(Data records)
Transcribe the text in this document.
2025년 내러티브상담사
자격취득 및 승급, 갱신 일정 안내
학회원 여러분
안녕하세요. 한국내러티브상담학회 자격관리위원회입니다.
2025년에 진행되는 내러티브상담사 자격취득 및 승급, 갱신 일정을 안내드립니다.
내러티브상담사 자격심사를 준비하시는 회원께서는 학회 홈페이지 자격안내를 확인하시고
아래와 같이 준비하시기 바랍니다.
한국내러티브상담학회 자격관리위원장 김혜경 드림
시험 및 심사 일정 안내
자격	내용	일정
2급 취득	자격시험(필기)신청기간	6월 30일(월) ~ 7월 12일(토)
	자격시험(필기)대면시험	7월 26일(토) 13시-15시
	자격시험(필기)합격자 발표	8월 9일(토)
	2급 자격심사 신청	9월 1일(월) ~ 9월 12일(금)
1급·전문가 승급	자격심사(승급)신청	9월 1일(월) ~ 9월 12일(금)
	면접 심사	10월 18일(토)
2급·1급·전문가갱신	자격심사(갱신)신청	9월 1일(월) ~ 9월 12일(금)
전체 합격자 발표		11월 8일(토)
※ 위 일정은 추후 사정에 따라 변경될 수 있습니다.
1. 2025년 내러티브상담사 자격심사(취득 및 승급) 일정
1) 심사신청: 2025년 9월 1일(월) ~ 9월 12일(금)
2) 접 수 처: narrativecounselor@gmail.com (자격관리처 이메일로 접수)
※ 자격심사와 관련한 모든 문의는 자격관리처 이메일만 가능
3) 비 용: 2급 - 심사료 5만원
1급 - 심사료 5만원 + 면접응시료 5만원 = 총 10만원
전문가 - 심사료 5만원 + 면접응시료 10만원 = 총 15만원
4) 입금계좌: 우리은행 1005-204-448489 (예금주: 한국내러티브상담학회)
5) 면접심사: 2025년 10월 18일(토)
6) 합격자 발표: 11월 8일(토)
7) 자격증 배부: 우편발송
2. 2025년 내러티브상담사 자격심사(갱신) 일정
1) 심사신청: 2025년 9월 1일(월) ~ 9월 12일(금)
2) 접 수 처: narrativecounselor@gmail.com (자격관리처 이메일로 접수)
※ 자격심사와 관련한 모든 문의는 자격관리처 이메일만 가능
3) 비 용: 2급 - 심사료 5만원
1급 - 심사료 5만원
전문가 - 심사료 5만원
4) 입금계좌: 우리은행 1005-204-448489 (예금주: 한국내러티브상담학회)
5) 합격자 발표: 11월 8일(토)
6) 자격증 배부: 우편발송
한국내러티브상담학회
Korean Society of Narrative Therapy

#### The problem:
Provide the number of lines containing the string "자격취득", with no other output.

#### Result:
2